Data entries:
.....
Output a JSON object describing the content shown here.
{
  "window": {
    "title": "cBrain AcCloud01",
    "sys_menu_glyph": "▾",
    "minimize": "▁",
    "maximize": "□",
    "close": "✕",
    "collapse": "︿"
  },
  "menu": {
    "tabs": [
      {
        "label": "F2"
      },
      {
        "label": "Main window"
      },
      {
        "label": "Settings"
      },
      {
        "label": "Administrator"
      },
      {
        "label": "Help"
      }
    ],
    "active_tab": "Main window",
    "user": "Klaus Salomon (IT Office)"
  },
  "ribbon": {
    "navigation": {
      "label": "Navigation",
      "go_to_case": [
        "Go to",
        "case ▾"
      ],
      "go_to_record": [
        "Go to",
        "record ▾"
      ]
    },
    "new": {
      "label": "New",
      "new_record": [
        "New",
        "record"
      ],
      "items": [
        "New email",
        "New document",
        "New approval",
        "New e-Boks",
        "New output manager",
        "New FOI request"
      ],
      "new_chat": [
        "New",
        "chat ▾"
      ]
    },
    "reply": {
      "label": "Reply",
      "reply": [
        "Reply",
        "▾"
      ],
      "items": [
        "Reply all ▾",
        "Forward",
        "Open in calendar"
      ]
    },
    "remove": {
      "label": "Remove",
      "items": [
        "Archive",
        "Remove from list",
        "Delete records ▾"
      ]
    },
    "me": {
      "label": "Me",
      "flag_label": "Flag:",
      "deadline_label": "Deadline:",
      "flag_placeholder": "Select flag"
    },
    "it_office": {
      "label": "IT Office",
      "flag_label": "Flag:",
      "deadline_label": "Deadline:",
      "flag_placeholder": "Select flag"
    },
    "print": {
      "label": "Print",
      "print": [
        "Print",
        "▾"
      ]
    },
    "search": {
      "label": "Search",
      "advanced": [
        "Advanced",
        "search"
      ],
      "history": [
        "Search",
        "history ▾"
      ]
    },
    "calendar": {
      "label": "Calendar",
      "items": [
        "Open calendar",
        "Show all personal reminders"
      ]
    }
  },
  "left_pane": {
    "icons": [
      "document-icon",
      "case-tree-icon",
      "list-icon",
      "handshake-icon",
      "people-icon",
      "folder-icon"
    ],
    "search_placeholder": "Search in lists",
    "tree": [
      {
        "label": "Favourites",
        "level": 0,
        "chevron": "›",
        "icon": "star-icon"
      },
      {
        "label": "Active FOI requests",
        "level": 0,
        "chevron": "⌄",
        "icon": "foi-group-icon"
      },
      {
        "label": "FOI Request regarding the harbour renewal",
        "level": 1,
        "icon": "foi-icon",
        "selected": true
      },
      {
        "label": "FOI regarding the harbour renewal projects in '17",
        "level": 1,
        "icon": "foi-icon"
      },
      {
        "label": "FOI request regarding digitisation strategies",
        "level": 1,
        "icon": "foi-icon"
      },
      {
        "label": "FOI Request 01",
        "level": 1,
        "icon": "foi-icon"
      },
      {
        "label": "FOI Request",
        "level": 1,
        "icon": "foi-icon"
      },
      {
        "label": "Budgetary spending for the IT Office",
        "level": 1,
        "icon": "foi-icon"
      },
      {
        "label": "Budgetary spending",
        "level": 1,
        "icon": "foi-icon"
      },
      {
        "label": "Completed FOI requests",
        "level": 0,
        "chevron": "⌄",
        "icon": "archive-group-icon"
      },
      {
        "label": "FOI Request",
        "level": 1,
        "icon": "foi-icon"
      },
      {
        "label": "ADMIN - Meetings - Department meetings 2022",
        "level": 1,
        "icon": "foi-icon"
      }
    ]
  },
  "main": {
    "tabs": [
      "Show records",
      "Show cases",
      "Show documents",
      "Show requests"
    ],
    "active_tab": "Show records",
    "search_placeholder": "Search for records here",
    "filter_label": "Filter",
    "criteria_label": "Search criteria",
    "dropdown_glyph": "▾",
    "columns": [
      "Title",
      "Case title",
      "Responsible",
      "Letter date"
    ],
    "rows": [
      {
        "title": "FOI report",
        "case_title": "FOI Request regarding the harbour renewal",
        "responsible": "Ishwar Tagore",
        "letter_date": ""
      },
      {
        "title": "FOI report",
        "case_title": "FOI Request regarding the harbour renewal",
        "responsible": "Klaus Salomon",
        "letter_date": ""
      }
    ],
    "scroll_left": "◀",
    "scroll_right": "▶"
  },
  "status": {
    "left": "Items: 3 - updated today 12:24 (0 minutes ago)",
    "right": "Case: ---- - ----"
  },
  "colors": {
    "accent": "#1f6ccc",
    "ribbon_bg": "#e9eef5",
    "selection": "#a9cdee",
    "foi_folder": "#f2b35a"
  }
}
.....
Task to complete:
All of the entries above should be written out again exactly.

Task response:
Output a JSON object describing the content shown here.
{
  "window": {
    "title": "cBrain AcCloud01",
    "sys_menu_glyph": "▾",
    "minimize": "▁",
    "maximize": "□",
    "close": "✕",
    "collapse": "︿"
  },
  "menu": {
    "tabs": [
      {
        "label": "F2"
      },
      {
        "label": "Main window"
      },
      {
        "label": "Settings"
      },
      {
        "label": "Administrator"
      },
      {
        "label": "Help"
      }
    ],
    "active_tab": "Main window",
    "user": "Klaus Salomon (IT Office)"
  },
  "ribbon": {
    "navigation": {
      "label": "Navigation",
      "go_to_case": [
        "Go to",
        "case ▾"
      ],
      "go_to_record": [
        "Go to",
        "record ▾"
      ]
    },
    "new": {
      "label": "New",
      "new_record": [
        "New",
        "record"
      ],
      "items": [
        "New email",
        "New document",
        "New approval",
        "New e-Boks",
        "New output manager",
        "New FOI request"
      ],
      "new_chat": [
        "New",
        "chat ▾"
      ]
    },
    "reply": {
      "label": "Reply",
      "reply": [
        "Reply",
        "▾"
      ],
      "items": [
        "Reply all ▾",
        "Forward",
        "Open in calendar"
      ]
    },
    "remove": {
      "label": "Remove",
      "items": [
        "Archive",
        "Remove from list",
        "Delete records ▾"
      ]
    },
    "me": {
      "label": "Me",
      "flag_label": "Flag:",
      "deadline_label": "Deadline:",
      "flag_placeholder": "Select flag"
    },
    "it_office": {
      "label": "IT Office",
      "flag_label": "Flag:",
      "deadline_label": "Deadline:",
      "flag_placeholder": "Select flag"
    },
    "print": {
      "label": "Print",
      "print": [
        "Print",
        "▾"
      ]
    },
    "search": {
      "label": "Search",
      "advanced": [
        "Advanced",
        "search"
      ],
      "history": [
        "Search",
        "history ▾"
      ]
    },
    "calendar": {
      "label": "Calendar",
      "items": [
        "Open calendar",
        "Show all personal reminders"
      ]
    }
  },
  "left_pane": {
    "icons": [
      "document-icon",
      "case-tree-icon",
      "list-icon",
      "handshake-icon",
      "people-icon",
      "folder-icon"
    ],
    "search_placeholder": "Search in lists",
    "tree": [
      {
        "label": "Favourites",
        "level": 0,
        "chevron": "›",
        "icon": "star-icon"
      },
      {
        "label": "Active FOI requests",
        "level": 0,
        "chevron": "⌄",
        "icon": "foi-group-icon"
      },
      {
        "label": "FOI Request regarding the harbour renewal",
        "level": 1,
        "icon": "foi-icon",
        "selected": true
      },
      {
        "label": "FOI regarding the harbour renewal projects in '17",
        "level": 1,
        "icon": "foi-icon"
      },
      {
        "label": "FOI request regarding digitisation strategies",
        "level": 1,
        "icon": "foi-icon"
      },
      {
        "label": "FOI Request 01",
        "level": 1,
        "icon": "foi-icon"
      },
      {
        "label": "FOI Request",
        "level": 1,
        "icon": "foi-icon"
      },
      {
        "label": "Budgetary spending for the IT Office",
        "level": 1,
        "icon": "foi-icon"
      },
      {
        "label": "Budgetary spending",
        "level": 1,
        "icon": "foi-icon"
      },
      {
        "label": "Completed FOI requests",
        "level": 0,
        "chevron": "⌄",
        "icon": "archive-group-icon"
      },
      {
        "label": "FOI Request",
        "level": 1,
        "icon": "foi-icon"
      },
      {
        "label": "ADMIN - Meetings - Department meetings 2022",
        "level": 1,
        "icon": "foi-icon"
      }
    ]
  },
  "main": {
    "tabs": [
      "Show records",
      "Show cases",
      "Show documents",
      "Show requests"
    ],
    "active_tab": "Show records",
    "search_placeholder": "Search for records here",
    "filter_label": "Filter",
    "criteria_label": "Search criteria",
    "dropdown_glyph": "▾",
    "columns": [
      "Title",
      "Case title",
      "Responsible",
      "Letter date"
    ],
    "rows": [
      {
        "title": "FOI report",
        "case_title": "FOI Request regarding the harbour renewal",
        "responsible": "Ishwar Tagore",
        "letter_date": ""
      },
      {
        "title": "FOI report",
        "case_title": "FOI Request regarding the harbour renewal",
        "responsible": "Klaus Salomon",
        "letter_date": ""
      }
    ],
    "scroll_left": "◀",
    "scroll_right": "▶"
  },
  "status": {
    "left": "Items: 3 - updated today 12:24 (0 minutes ago)",
    "right": "Case: ---- - ----"
  },
  "colors": {
    "accent": "#1f6ccc",
    "ribbon_bg": "#e9eef5",
    "selection": "#a9cdee",
    "foi_folder": "#f2b35a"
  }
}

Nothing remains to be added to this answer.